Required task: Report each line of the data that has "Laser" somewhere in it.

Dataset records:
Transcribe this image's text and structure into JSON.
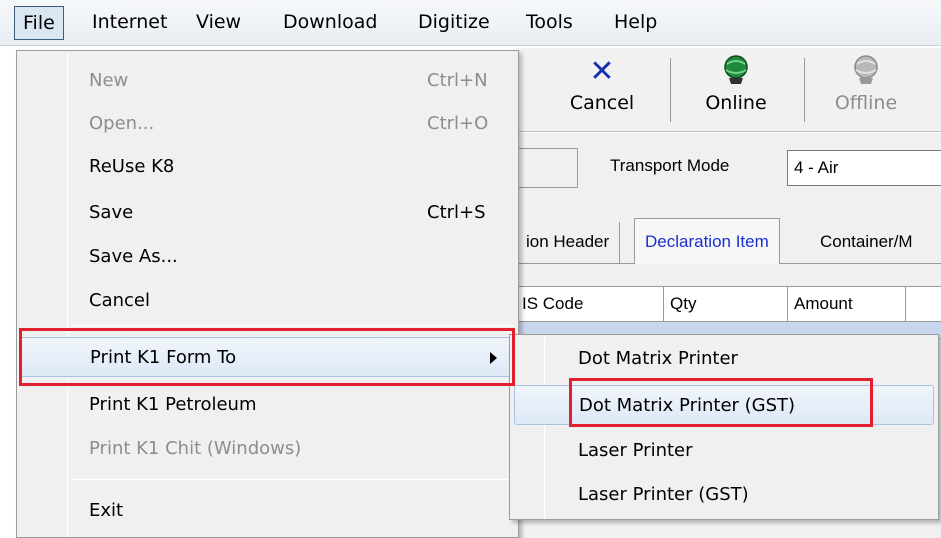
{
  "menubar": {
    "items": [
      "File",
      "Internet",
      "View",
      "Download",
      "Digitize",
      "Tools",
      "Help"
    ]
  },
  "toolbar": {
    "cancel_label": "Cancel",
    "online_label": "Online",
    "offline_label": "Offline"
  },
  "form": {
    "transport_mode_label": "Transport Mode",
    "transport_mode_value": "4 - Air"
  },
  "tabs": [
    "ion Header",
    "Declaration Item",
    "Container/M"
  ],
  "grid": {
    "columns": [
      "IS Code",
      "Qty",
      "Amount"
    ]
  },
  "file_menu": {
    "items": [
      {
        "label": "New",
        "shortcut": "Ctrl+N",
        "enabled": false
      },
      {
        "label": "Open...",
        "shortcut": "Ctrl+O",
        "enabled": false
      },
      {
        "label": "ReUse K8",
        "shortcut": "",
        "enabled": true
      },
      {
        "label": "Save",
        "shortcut": "Ctrl+S",
        "enabled": true
      },
      {
        "label": "Save As...",
        "shortcut": "",
        "enabled": true
      },
      {
        "label": "Cancel",
        "shortcut": "",
        "enabled": true
      },
      {
        "label": "Print K1 Form To",
        "shortcut": "",
        "enabled": true,
        "highlighted": true,
        "has_submenu": true
      },
      {
        "label": "Print K1 Petroleum",
        "shortcut": "",
        "enabled": true
      },
      {
        "label": "Print K1 Chit (Windows)",
        "shortcut": "",
        "enabled": false
      },
      {
        "label": "Exit",
        "shortcut": "",
        "enabled": true
      }
    ]
  },
  "print_submenu": {
    "items": [
      {
        "label": "Dot Matrix Printer"
      },
      {
        "label": "Dot Matrix Printer (GST)",
        "highlighted": true
      },
      {
        "label": "Laser Printer"
      },
      {
        "label": "Laser Printer (GST)"
      }
    ]
  },
  "colors": {
    "annotation": "#e0202e",
    "active_tab_text": "#1a2fd0",
    "highlight_border": "#a9c2e4"
  }
}
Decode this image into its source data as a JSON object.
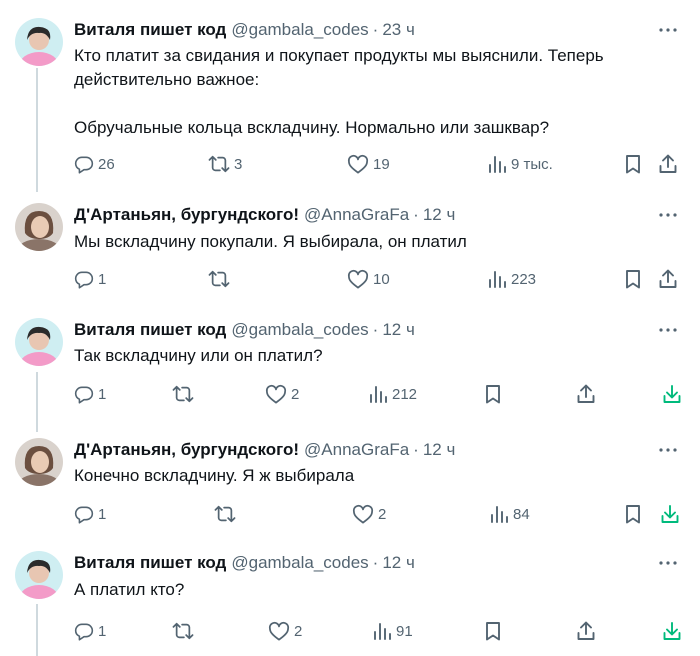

Answer:
        "label": "Laser Printer"
        "label": "Laser Printer (GST)"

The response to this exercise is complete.